(Recorded data)
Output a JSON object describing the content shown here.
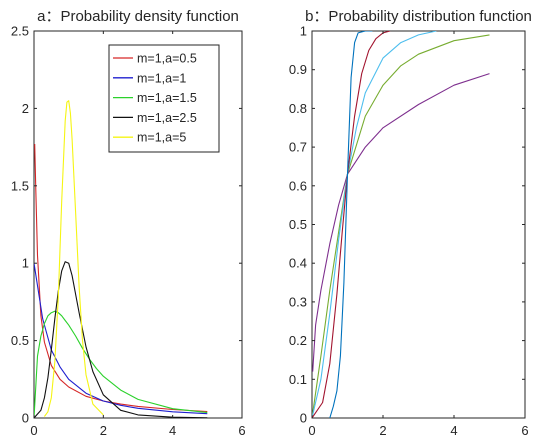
{
  "chart_data": [
    {
      "type": "line",
      "title": "a：Probability density function",
      "xlabel": "",
      "ylabel": "",
      "xlim": [
        0,
        6
      ],
      "ylim": [
        0,
        2.5
      ],
      "xticks": [
        0,
        2,
        4,
        6
      ],
      "yticks": [
        0,
        0.5,
        1,
        1.5,
        2,
        2.5
      ],
      "grid": false,
      "legend_position": "top-right",
      "series": [
        {
          "name": "m=1,a=0.5",
          "color": "#d62728",
          "x": [
            0.02,
            0.05,
            0.1,
            0.2,
            0.3,
            0.5,
            0.75,
            1,
            1.5,
            2,
            2.5,
            3,
            4,
            5
          ],
          "y": [
            1.77,
            1.5,
            1.05,
            0.66,
            0.49,
            0.34,
            0.25,
            0.2,
            0.14,
            0.11,
            0.09,
            0.075,
            0.055,
            0.042
          ]
        },
        {
          "name": "m=1,a=1",
          "color": "#1f1fcf",
          "x": [
            0,
            0.25,
            0.5,
            0.75,
            1,
            1.5,
            2,
            2.5,
            3,
            4,
            5
          ],
          "y": [
            1,
            0.64,
            0.44,
            0.33,
            0.25,
            0.16,
            0.11,
            0.082,
            0.0625,
            0.04,
            0.028
          ]
        },
        {
          "name": "m=1,a=1.5",
          "color": "#2bd12b",
          "x": [
            0,
            0.1,
            0.2,
            0.3,
            0.4,
            0.5,
            0.6,
            0.7,
            0.8,
            0.9,
            1,
            1.2,
            1.4,
            1.6,
            1.8,
            2,
            2.5,
            3,
            4,
            5
          ],
          "y": [
            0,
            0.4,
            0.53,
            0.61,
            0.66,
            0.68,
            0.69,
            0.68,
            0.66,
            0.63,
            0.6,
            0.53,
            0.45,
            0.38,
            0.32,
            0.27,
            0.18,
            0.12,
            0.06,
            0.035
          ]
        },
        {
          "name": "m=1,a=2.5",
          "color": "#111111",
          "x": [
            0,
            0.2,
            0.3,
            0.4,
            0.5,
            0.6,
            0.7,
            0.8,
            0.9,
            1,
            1.1,
            1.2,
            1.3,
            1.5,
            1.7,
            2,
            2.5,
            3,
            4,
            5
          ],
          "y": [
            0,
            0.05,
            0.13,
            0.26,
            0.44,
            0.64,
            0.82,
            0.95,
            1.01,
            1.0,
            0.92,
            0.8,
            0.68,
            0.46,
            0.3,
            0.15,
            0.05,
            0.02,
            0.005,
            0.001
          ]
        },
        {
          "name": "m=1,a=5",
          "color": "#f5f514",
          "x": [
            0.3,
            0.4,
            0.5,
            0.6,
            0.7,
            0.8,
            0.9,
            0.95,
            1,
            1.05,
            1.1,
            1.2,
            1.3,
            1.4,
            1.5,
            1.7,
            2
          ],
          "y": [
            0.01,
            0.04,
            0.13,
            0.36,
            0.78,
            1.4,
            1.92,
            2.04,
            2.05,
            1.97,
            1.8,
            1.33,
            0.85,
            0.5,
            0.28,
            0.09,
            0.02
          ]
        }
      ]
    },
    {
      "type": "line",
      "title": "b：Probability distribution function",
      "xlabel": "",
      "ylabel": "",
      "xlim": [
        0,
        6
      ],
      "ylim": [
        0,
        1
      ],
      "xticks": [
        0,
        2,
        4,
        6
      ],
      "yticks": [
        0,
        0.1,
        0.2,
        0.3,
        0.4,
        0.5,
        0.6,
        0.7,
        0.8,
        0.9,
        1
      ],
      "grid": false,
      "series": [
        {
          "color": "#7e2f8e",
          "x": [
            0.02,
            0.1,
            0.25,
            0.5,
            0.75,
            1,
            1.5,
            2,
            3,
            4,
            5
          ],
          "y": [
            0.12,
            0.24,
            0.33,
            0.45,
            0.55,
            0.63,
            0.7,
            0.75,
            0.81,
            0.86,
            0.89
          ]
        },
        {
          "color": "#77ac30",
          "x": [
            0,
            0.25,
            0.5,
            0.75,
            1,
            1.5,
            2,
            2.5,
            3,
            4,
            5
          ],
          "y": [
            0,
            0.16,
            0.33,
            0.48,
            0.63,
            0.78,
            0.86,
            0.91,
            0.94,
            0.975,
            0.99
          ]
        },
        {
          "color": "#4dbeee",
          "x": [
            0,
            0.25,
            0.5,
            0.75,
            1,
            1.25,
            1.5,
            2,
            2.5,
            3,
            3.5
          ],
          "y": [
            0,
            0.1,
            0.27,
            0.46,
            0.63,
            0.75,
            0.84,
            0.93,
            0.97,
            0.99,
            1
          ]
        },
        {
          "color": "#a2142f",
          "x": [
            0,
            0.3,
            0.5,
            0.7,
            0.85,
            1,
            1.2,
            1.4,
            1.6,
            1.8,
            2,
            2.2
          ],
          "y": [
            0,
            0.04,
            0.14,
            0.32,
            0.48,
            0.63,
            0.78,
            0.89,
            0.95,
            0.98,
            0.995,
            1
          ]
        },
        {
          "color": "#0072bd",
          "x": [
            0.5,
            0.6,
            0.7,
            0.8,
            0.9,
            1,
            1.1,
            1.2,
            1.3,
            1.5,
            1.7
          ],
          "y": [
            0,
            0.03,
            0.07,
            0.16,
            0.35,
            0.63,
            0.88,
            0.97,
            0.995,
            1,
            1
          ]
        }
      ]
    }
  ]
}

:: JOB ::
Track down every line of the material containing the string "function", and copy it.

:: FINAL RESULT ::
      "title": "a：Probability density function",
      "title": "b：Probability distribution function",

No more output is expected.